::: Records shown
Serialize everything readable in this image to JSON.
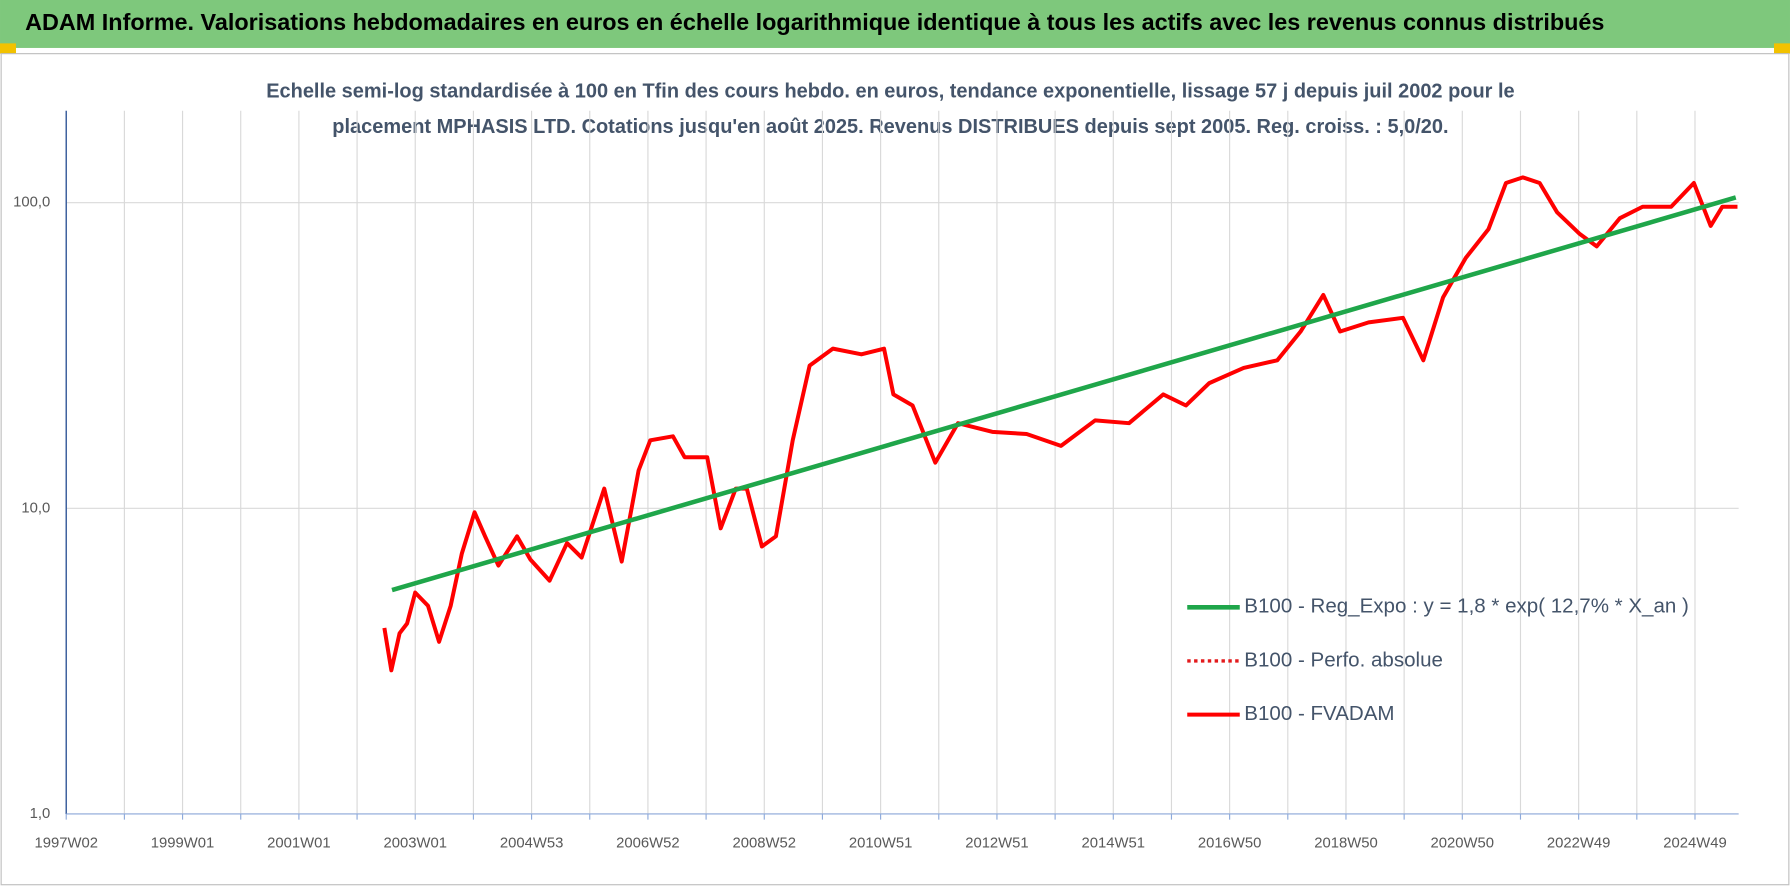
{
  "chart_data": {
    "type": "line",
    "title": "ADAM Informe. Valorisations hebdomadaires en euros en échelle logarithmique identique à tous les actifs avec les revenus connus distribués",
    "subtitle": [
      "Echelle semi-log standardisée à 100 en Tfin des cours hebdo. en euros, tendance exponentielle, lissage 57 j depuis juil 2002 pour le",
      "placement MPHASIS LTD. Cotations jusqu'en août 2025. Revenus DISTRIBUES depuis sept 2005. Reg. croiss. : 5,0/20."
    ],
    "log_y": true,
    "grid": true,
    "legend": "right",
    "ylim": [
      1,
      200
    ],
    "yticks": [
      {
        "value": 1,
        "label": "1,0"
      },
      {
        "value": 10,
        "label": "10,0"
      },
      {
        "value": 100,
        "label": "100,0"
      }
    ],
    "xlim": [
      1997.0,
      2025.75
    ],
    "xticks": [
      {
        "value": 1997,
        "label": "1997W02"
      },
      {
        "value": 1999,
        "label": "1999W01"
      },
      {
        "value": 2001,
        "label": "2001W01"
      },
      {
        "value": 2003,
        "label": "2003W01"
      },
      {
        "value": 2005,
        "label": "2004W53"
      },
      {
        "value": 2007,
        "label": "2006W52"
      },
      {
        "value": 2009,
        "label": "2008W52"
      },
      {
        "value": 2011,
        "label": "2010W51"
      },
      {
        "value": 2013,
        "label": "2012W51"
      },
      {
        "value": 2015,
        "label": "2014W51"
      },
      {
        "value": 2017,
        "label": "2016W50"
      },
      {
        "value": 2019,
        "label": "2018W50"
      },
      {
        "value": 2021,
        "label": "2020W50"
      },
      {
        "value": 2023,
        "label": "2022W49"
      },
      {
        "value": 2025,
        "label": "2024W49"
      }
    ],
    "x_minor_ticks": [
      1998,
      2000,
      2002,
      2004,
      2006,
      2008,
      2010,
      2012,
      2014,
      2016,
      2018,
      2020,
      2022,
      2024
    ],
    "series": [
      {
        "name": "B100 - Reg_Expo : y = 1,8 * exp( 12,7% *  X_an )",
        "color": "#1fa64a",
        "style": "solid",
        "width": 4,
        "x": [
          2002.6,
          2025.7
        ],
        "values": [
          5.4,
          104
        ]
      },
      {
        "name": "B100 - Perfo. absolue",
        "color": "#e31a1c",
        "style": "dotted",
        "width": 3,
        "x": [],
        "values": []
      },
      {
        "name": "B100 - FVADAM",
        "color": "#ff0000",
        "style": "solid",
        "width": 3.5,
        "x": [
          2002.47,
          2002.59,
          2002.73,
          2002.86,
          2003.0,
          2003.22,
          2003.41,
          2003.61,
          2003.8,
          2004.02,
          2004.2,
          2004.43,
          2004.75,
          2004.98,
          2005.31,
          2005.61,
          2005.86,
          2006.25,
          2006.55,
          2006.84,
          2007.04,
          2007.43,
          2007.63,
          2008.02,
          2008.25,
          2008.51,
          2008.7,
          2008.96,
          2009.2,
          2009.49,
          2009.78,
          2010.18,
          2010.67,
          2011.06,
          2011.22,
          2011.55,
          2011.94,
          2012.33,
          2012.92,
          2013.51,
          2014.1,
          2014.69,
          2015.27,
          2015.86,
          2016.25,
          2016.65,
          2017.24,
          2017.82,
          2018.22,
          2018.61,
          2018.9,
          2019.39,
          2019.98,
          2020.33,
          2020.67,
          2021.06,
          2021.45,
          2021.75,
          2022.04,
          2022.33,
          2022.63,
          2023.02,
          2023.31,
          2023.71,
          2024.1,
          2024.59,
          2024.98,
          2025.27,
          2025.47,
          2025.73
        ],
        "values": [
          4.06,
          2.95,
          3.9,
          4.2,
          5.3,
          4.8,
          3.66,
          4.8,
          7.1,
          9.7,
          8.1,
          6.5,
          8.1,
          6.8,
          5.8,
          7.7,
          6.9,
          11.6,
          6.7,
          13.3,
          16.7,
          17.2,
          14.7,
          14.7,
          8.6,
          11.6,
          11.6,
          7.5,
          8.1,
          16.7,
          29.3,
          33.3,
          31.9,
          33.3,
          23.6,
          21.7,
          14.1,
          19,
          17.8,
          17.5,
          16.0,
          19.4,
          19,
          23.6,
          21.7,
          25.7,
          28.8,
          30.5,
          37.9,
          49.9,
          37.9,
          40.6,
          42,
          30.5,
          49,
          66,
          82,
          116,
          121,
          116,
          93,
          79,
          72,
          89,
          97,
          97,
          116,
          84,
          97,
          97
        ]
      }
    ]
  }
}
::::::
Prompt:
Check each line of the data above for the word "euros", then state how many lines have it. Give the number alone.

Solution to this problem:
2